▸ **Short exercise**: Every entry below must be repeated exactly; skip the pictures.

▸ **Information shown**:
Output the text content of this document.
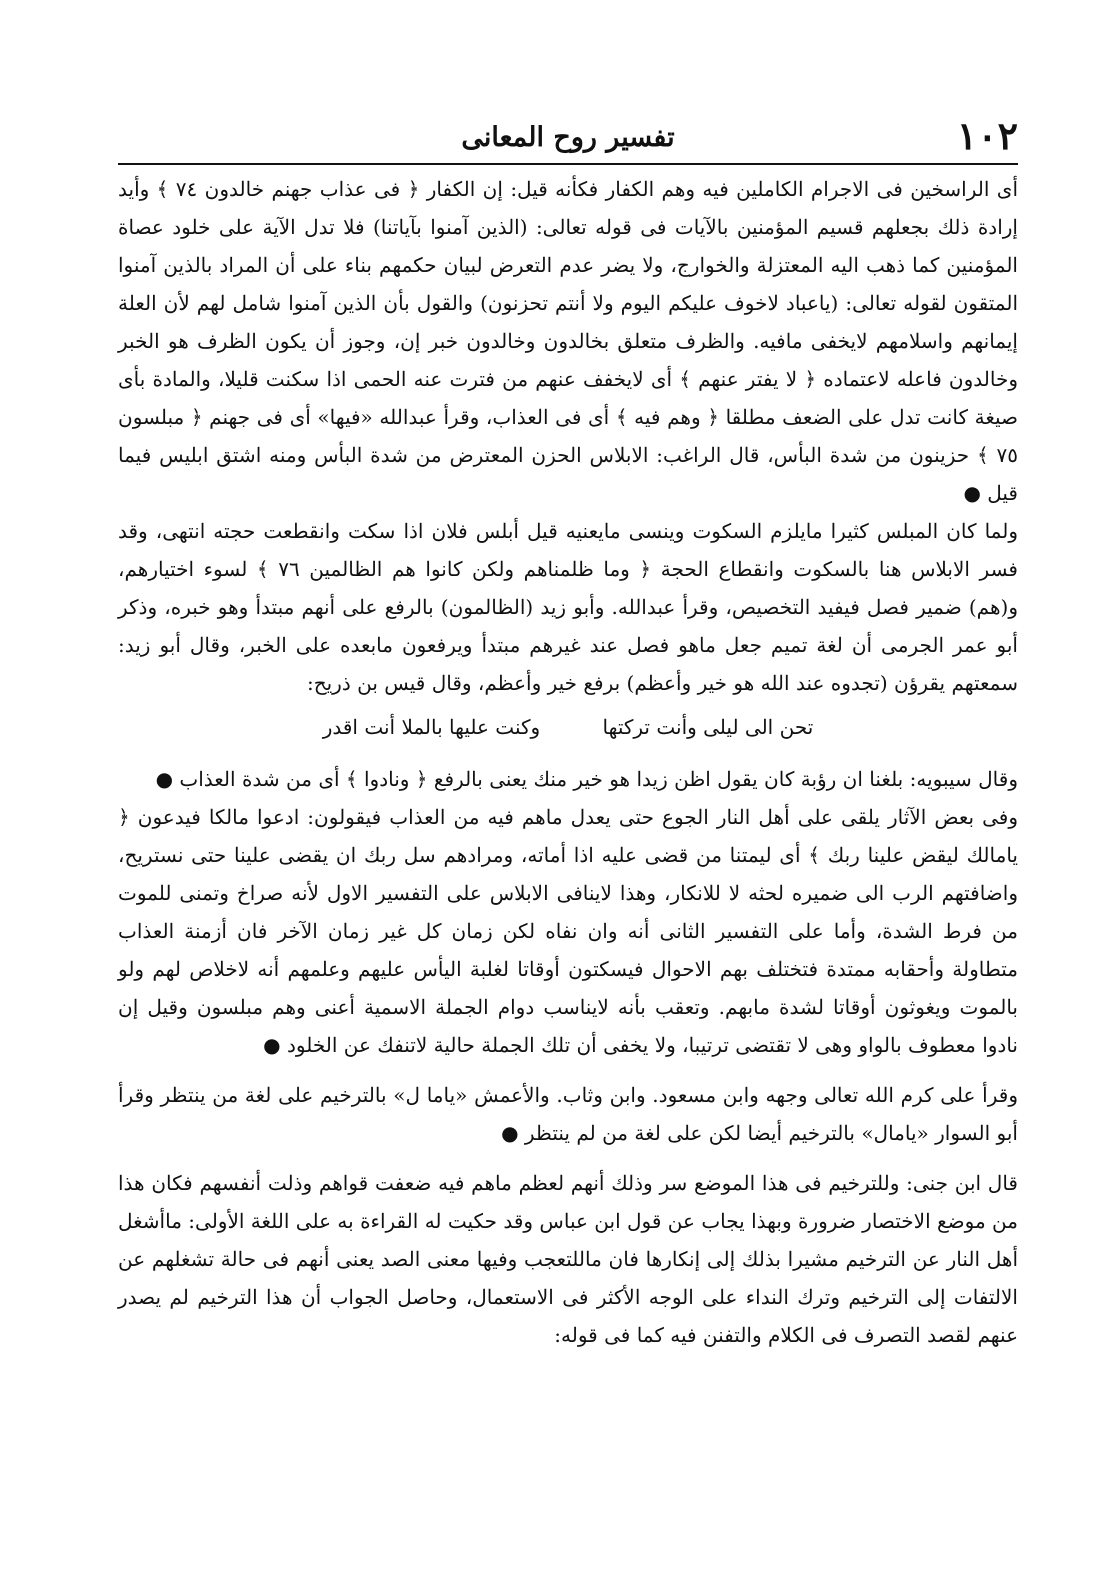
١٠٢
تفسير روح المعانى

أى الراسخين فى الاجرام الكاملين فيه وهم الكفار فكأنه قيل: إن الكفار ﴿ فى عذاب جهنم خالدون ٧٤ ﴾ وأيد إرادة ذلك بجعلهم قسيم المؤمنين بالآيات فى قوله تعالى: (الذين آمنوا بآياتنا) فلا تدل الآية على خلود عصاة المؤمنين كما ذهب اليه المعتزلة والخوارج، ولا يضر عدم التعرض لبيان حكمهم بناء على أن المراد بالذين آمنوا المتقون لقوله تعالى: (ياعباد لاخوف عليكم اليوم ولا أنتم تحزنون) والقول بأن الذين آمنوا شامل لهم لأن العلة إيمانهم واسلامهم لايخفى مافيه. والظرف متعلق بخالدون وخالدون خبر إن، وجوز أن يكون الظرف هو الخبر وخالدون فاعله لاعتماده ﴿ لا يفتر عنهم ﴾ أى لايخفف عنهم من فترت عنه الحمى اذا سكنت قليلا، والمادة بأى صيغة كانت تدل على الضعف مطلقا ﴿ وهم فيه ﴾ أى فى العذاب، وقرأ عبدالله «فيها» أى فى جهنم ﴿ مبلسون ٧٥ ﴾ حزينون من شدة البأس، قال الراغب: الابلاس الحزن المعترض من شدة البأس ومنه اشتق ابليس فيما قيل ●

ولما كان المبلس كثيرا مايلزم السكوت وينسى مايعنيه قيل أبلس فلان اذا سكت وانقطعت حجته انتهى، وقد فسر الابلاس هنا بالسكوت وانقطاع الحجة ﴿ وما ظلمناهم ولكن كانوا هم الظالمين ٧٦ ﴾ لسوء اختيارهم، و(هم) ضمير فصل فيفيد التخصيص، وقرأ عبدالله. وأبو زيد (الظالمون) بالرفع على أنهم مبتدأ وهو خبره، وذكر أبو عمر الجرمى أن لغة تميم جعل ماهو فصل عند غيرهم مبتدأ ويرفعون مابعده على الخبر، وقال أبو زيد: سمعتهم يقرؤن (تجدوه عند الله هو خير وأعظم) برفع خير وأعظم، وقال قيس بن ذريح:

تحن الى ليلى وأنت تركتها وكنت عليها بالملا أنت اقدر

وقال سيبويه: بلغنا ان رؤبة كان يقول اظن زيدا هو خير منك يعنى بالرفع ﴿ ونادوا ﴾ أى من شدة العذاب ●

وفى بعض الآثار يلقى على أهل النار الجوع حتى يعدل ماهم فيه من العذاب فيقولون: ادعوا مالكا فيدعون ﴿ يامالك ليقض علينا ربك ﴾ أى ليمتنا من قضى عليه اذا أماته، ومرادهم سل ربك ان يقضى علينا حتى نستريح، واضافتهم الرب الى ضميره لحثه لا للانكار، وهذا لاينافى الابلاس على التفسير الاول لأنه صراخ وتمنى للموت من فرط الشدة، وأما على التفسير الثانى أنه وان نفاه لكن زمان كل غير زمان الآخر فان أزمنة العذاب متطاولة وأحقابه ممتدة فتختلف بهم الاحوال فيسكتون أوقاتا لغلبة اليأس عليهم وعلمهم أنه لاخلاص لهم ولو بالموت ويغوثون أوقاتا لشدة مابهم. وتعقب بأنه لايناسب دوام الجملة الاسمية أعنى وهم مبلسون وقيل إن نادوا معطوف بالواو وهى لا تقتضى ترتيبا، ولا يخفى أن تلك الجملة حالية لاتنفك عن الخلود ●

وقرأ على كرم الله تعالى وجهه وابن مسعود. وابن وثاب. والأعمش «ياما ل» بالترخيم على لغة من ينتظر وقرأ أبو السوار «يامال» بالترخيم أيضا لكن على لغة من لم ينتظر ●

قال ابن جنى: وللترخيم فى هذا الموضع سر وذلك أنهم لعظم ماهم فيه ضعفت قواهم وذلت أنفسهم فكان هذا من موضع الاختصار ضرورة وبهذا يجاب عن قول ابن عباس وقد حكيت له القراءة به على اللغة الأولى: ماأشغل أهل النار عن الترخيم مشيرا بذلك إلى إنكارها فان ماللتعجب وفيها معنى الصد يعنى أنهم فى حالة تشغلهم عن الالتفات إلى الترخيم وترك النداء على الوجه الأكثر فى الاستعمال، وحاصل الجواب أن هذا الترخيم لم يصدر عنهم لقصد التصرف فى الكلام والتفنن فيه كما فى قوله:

▸ **Problem solution**:
Output the text content of this document.
١٠٢
تفسير روح المعانى

أى الراسخين فى الاجرام الكاملين فيه وهم الكفار فكأنه قيل: إن الكفار ﴿ فى عذاب جهنم خالدون ٧٤ ﴾ وأيد إرادة ذلك بجعلهم قسيم المؤمنين بالآيات فى قوله تعالى: (الذين آمنوا بآياتنا) فلا تدل الآية على خلود عصاة المؤمنين كما ذهب اليه المعتزلة والخوارج، ولا يضر عدم التعرض لبيان حكمهم بناء على أن المراد بالذين آمنوا المتقون لقوله تعالى: (ياعباد لاخوف عليكم اليوم ولا أنتم تحزنون) والقول بأن الذين آمنوا شامل لهم لأن العلة إيمانهم واسلامهم لايخفى مافيه. والظرف متعلق بخالدون وخالدون خبر إن، وجوز أن يكون الظرف هو الخبر وخالدون فاعله لاعتماده ﴿ لا يفتر عنهم ﴾ أى لايخفف عنهم من فترت عنه الحمى اذا سكنت قليلا، والمادة بأى صيغة كانت تدل على الضعف مطلقا ﴿ وهم فيه ﴾ أى فى العذاب، وقرأ عبدالله «فيها» أى فى جهنم ﴿ مبلسون ٧٥ ﴾ حزينون من شدة البأس، قال الراغب: الابلاس الحزن المعترض من شدة البأس ومنه اشتق ابليس فيما قيل ●

ولما كان المبلس كثيرا مايلزم السكوت وينسى مايعنيه قيل أبلس فلان اذا سكت وانقطعت حجته انتهى، وقد فسر الابلاس هنا بالسكوت وانقطاع الحجة ﴿ وما ظلمناهم ولكن كانوا هم الظالمين ٧٦ ﴾ لسوء اختيارهم، و(هم) ضمير فصل فيفيد التخصيص، وقرأ عبدالله. وأبو زيد (الظالمون) بالرفع على أنهم مبتدأ وهو خبره، وذكر أبو عمر الجرمى أن لغة تميم جعل ماهو فصل عند غيرهم مبتدأ ويرفعون مابعده على الخبر، وقال أبو زيد: سمعتهم يقرؤن (تجدوه عند الله هو خير وأعظم) برفع خير وأعظم، وقال قيس بن ذريح:

تحن الى ليلى وأنت تركتها وكنت عليها بالملا أنت اقدر

وقال سيبويه: بلغنا ان رؤبة كان يقول اظن زيدا هو خير منك يعنى بالرفع ﴿ ونادوا ﴾ أى من شدة العذاب ●

وفى بعض الآثار يلقى على أهل النار الجوع حتى يعدل ماهم فيه من العذاب فيقولون: ادعوا مالكا فيدعون ﴿ يامالك ليقض علينا ربك ﴾ أى ليمتنا من قضى عليه اذا أماته، ومرادهم سل ربك ان يقضى علينا حتى نستريح، واضافتهم الرب الى ضميره لحثه لا للانكار، وهذا لاينافى الابلاس على التفسير الاول لأنه صراخ وتمنى للموت من فرط الشدة، وأما على التفسير الثانى أنه وان نفاه لكن زمان كل غير زمان الآخر فان أزمنة العذاب متطاولة وأحقابه ممتدة فتختلف بهم الاحوال فيسكتون أوقاتا لغلبة اليأس عليهم وعلمهم أنه لاخلاص لهم ولو بالموت ويغوثون أوقاتا لشدة مابهم. وتعقب بأنه لايناسب دوام الجملة الاسمية أعنى وهم مبلسون وقيل إن نادوا معطوف بالواو وهى لا تقتضى ترتيبا، ولا يخفى أن تلك الجملة حالية لاتنفك عن الخلود ●

وقرأ على كرم الله تعالى وجهه وابن مسعود. وابن وثاب. والأعمش «ياما ل» بالترخيم على لغة من ينتظر وقرأ أبو السوار «يامال» بالترخيم أيضا لكن على لغة من لم ينتظر ●

قال ابن جنى: وللترخيم فى هذا الموضع سر وذلك أنهم لعظم ماهم فيه ضعفت قواهم وذلت أنفسهم فكان هذا من موضع الاختصار ضرورة وبهذا يجاب عن قول ابن عباس وقد حكيت له القراءة به على اللغة الأولى: ماأشغل أهل النار عن الترخيم مشيرا بذلك إلى إنكارها فان ماللتعجب وفيها معنى الصد يعنى أنهم فى حالة تشغلهم عن الالتفات إلى الترخيم وترك النداء على الوجه الأكثر فى الاستعمال، وحاصل الجواب أن هذا الترخيم لم يصدر عنهم لقصد التصرف فى الكلام والتفنن فيه كما فى قوله:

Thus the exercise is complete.